ENTRIES SUPPLIED
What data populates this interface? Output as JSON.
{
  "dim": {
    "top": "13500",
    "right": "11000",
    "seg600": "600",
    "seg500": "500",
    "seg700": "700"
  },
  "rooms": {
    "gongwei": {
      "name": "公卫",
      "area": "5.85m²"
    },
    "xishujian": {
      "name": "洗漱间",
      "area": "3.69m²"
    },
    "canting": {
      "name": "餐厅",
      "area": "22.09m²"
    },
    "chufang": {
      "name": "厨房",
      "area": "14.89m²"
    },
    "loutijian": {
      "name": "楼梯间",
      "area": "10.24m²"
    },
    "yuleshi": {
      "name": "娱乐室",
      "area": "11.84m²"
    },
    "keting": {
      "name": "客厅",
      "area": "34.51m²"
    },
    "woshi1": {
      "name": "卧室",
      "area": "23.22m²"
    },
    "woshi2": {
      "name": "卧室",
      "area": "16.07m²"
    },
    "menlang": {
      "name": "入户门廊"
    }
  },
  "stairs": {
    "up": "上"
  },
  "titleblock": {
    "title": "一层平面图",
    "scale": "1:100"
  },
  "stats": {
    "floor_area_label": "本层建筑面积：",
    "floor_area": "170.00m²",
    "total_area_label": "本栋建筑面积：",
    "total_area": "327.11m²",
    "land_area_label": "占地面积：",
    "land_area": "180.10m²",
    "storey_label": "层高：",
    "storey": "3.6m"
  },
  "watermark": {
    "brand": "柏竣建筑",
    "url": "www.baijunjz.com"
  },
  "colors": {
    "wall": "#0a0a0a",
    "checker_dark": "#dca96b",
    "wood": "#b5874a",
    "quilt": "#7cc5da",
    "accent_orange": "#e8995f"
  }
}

DIRECTIONS
Within the data above, pick out all lines holding the word "name".

RESPONSE TO THIS TASK
      "name": "公卫",
      "name": "洗漱间",
      "name": "餐厅",
      "name": "厨房",
      "name": "楼梯间",
      "name": "娱乐室",
      "name": "客厅",
      "name": "卧室",
      "name": "卧室",
      "name": "入户门廊"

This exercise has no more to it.